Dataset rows
Start

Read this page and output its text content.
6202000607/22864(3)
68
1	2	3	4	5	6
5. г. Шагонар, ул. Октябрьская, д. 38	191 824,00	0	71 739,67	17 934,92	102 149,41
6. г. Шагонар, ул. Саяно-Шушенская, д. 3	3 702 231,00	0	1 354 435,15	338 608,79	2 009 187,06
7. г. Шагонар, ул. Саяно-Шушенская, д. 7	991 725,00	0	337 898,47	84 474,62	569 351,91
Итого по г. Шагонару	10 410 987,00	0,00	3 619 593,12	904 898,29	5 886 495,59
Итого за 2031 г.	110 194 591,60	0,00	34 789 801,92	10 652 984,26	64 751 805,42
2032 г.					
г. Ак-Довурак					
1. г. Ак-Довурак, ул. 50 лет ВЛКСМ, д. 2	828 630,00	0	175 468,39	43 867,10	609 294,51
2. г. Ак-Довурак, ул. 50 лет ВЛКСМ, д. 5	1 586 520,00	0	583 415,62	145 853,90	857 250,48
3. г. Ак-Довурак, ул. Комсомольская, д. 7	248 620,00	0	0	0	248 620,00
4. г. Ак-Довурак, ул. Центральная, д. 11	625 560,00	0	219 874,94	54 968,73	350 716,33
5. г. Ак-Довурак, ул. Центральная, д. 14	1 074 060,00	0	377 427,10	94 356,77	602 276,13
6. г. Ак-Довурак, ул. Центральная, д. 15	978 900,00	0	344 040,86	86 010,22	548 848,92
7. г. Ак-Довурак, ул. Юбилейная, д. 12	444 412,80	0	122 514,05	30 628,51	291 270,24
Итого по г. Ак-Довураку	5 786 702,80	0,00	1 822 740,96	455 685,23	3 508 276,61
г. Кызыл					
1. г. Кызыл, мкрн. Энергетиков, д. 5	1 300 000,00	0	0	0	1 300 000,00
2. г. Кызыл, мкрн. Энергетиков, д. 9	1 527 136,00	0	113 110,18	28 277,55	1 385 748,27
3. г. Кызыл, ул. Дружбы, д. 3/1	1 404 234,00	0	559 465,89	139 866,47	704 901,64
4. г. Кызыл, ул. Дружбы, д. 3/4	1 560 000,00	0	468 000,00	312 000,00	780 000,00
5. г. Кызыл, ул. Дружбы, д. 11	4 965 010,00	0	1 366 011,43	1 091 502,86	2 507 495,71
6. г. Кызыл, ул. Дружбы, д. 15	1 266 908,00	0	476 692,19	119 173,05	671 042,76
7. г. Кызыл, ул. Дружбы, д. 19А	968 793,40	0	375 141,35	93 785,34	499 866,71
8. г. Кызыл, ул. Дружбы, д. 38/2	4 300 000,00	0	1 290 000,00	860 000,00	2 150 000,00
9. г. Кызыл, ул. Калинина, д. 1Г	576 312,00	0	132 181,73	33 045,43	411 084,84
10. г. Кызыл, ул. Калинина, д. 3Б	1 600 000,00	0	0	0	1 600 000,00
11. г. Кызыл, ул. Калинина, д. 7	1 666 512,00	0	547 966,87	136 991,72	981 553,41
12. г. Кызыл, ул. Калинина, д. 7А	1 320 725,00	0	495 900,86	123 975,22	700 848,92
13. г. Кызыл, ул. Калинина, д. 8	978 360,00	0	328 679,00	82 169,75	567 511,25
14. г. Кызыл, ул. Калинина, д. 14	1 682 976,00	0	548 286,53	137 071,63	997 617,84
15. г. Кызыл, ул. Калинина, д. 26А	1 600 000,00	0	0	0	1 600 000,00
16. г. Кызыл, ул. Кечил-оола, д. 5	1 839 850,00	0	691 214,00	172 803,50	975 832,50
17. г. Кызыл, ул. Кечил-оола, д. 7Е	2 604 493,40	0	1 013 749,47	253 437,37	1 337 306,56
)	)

End

■ **WRITTEN PROBLEM**
All records above must be set down exactly, please.

■ **EXERCISE OUTPUT**
Read this page and output its text content.
6202000607/22864(3)
68
1	2	3	4	5	6
5. г. Шагонар, ул. Октябрьская, д. 38	191 824,00	0	71 739,67	17 934,92	102 149,41
6. г. Шагонар, ул. Саяно-Шушенская, д. 3	3 702 231,00	0	1 354 435,15	338 608,79	2 009 187,06
7. г. Шагонар, ул. Саяно-Шушенская, д. 7	991 725,00	0	337 898,47	84 474,62	569 351,91
Итого по г. Шагонару	10 410 987,00	0,00	3 619 593,12	904 898,29	5 886 495,59
Итого за 2031 г.	110 194 591,60	0,00	34 789 801,92	10 652 984,26	64 751 805,42
2032 г.					
г. Ак-Довурак					
1. г. Ак-Довурак, ул. 50 лет ВЛКСМ, д. 2	828 630,00	0	175 468,39	43 867,10	609 294,51
2. г. Ак-Довурак, ул. 50 лет ВЛКСМ, д. 5	1 586 520,00	0	583 415,62	145 853,90	857 250,48
3. г. Ак-Довурак, ул. Комсомольская, д. 7	248 620,00	0	0	0	248 620,00
4. г. Ак-Довурак, ул. Центральная, д. 11	625 560,00	0	219 874,94	54 968,73	350 716,33
5. г. Ак-Довурак, ул. Центральная, д. 14	1 074 060,00	0	377 427,10	94 356,77	602 276,13
6. г. Ак-Довурак, ул. Центральная, д. 15	978 900,00	0	344 040,86	86 010,22	548 848,92
7. г. Ак-Довурак, ул. Юбилейная, д. 12	444 412,80	0	122 514,05	30 628,51	291 270,24
Итого по г. Ак-Довураку	5 786 702,80	0,00	1 822 740,96	455 685,23	3 508 276,61
г. Кызыл					
1. г. Кызыл, мкрн. Энергетиков, д. 5	1 300 000,00	0	0	0	1 300 000,00
2. г. Кызыл, мкрн. Энергетиков, д. 9	1 527 136,00	0	113 110,18	28 277,55	1 385 748,27
3. г. Кызыл, ул. Дружбы, д. 3/1	1 404 234,00	0	559 465,89	139 866,47	704 901,64
4. г. Кызыл, ул. Дружбы, д. 3/4	1 560 000,00	0	468 000,00	312 000,00	780 000,00
5. г. Кызыл, ул. Дружбы, д. 11	4 965 010,00	0	1 366 011,43	1 091 502,86	2 507 495,71
6. г. Кызыл, ул. Дружбы, д. 15	1 266 908,00	0	476 692,19	119 173,05	671 042,76
7. г. Кызыл, ул. Дружбы, д. 19А	968 793,40	0	375 141,35	93 785,34	499 866,71
8. г. Кызыл, ул. Дружбы, д. 38/2	4 300 000,00	0	1 290 000,00	860 000,00	2 150 000,00
9. г. Кызыл, ул. Калинина, д. 1Г	576 312,00	0	132 181,73	33 045,43	411 084,84
10. г. Кызыл, ул. Калинина, д. 3Б	1 600 000,00	0	0	0	1 600 000,00
11. г. Кызыл, ул. Калинина, д. 7	1 666 512,00	0	547 966,87	136 991,72	981 553,41
12. г. Кызыл, ул. Калинина, д. 7А	1 320 725,00	0	495 900,86	123 975,22	700 848,92
13. г. Кызыл, ул. Калинина, д. 8	978 360,00	0	328 679,00	82 169,75	567 511,25
14. г. Кызыл, ул. Калинина, д. 14	1 682 976,00	0	548 286,53	137 071,63	997 617,84
15. г. Кызыл, ул. Калинина, д. 26А	1 600 000,00	0	0	0	1 600 000,00
16. г. Кызыл, ул. Кечил-оола, д. 5	1 839 850,00	0	691 214,00	172 803,50	975 832,50
17. г. Кызыл, ул. Кечил-оола, д. 7Е	2 604 493,40	0	1 013 749,47	253 437,37	1 337 306,56
)	)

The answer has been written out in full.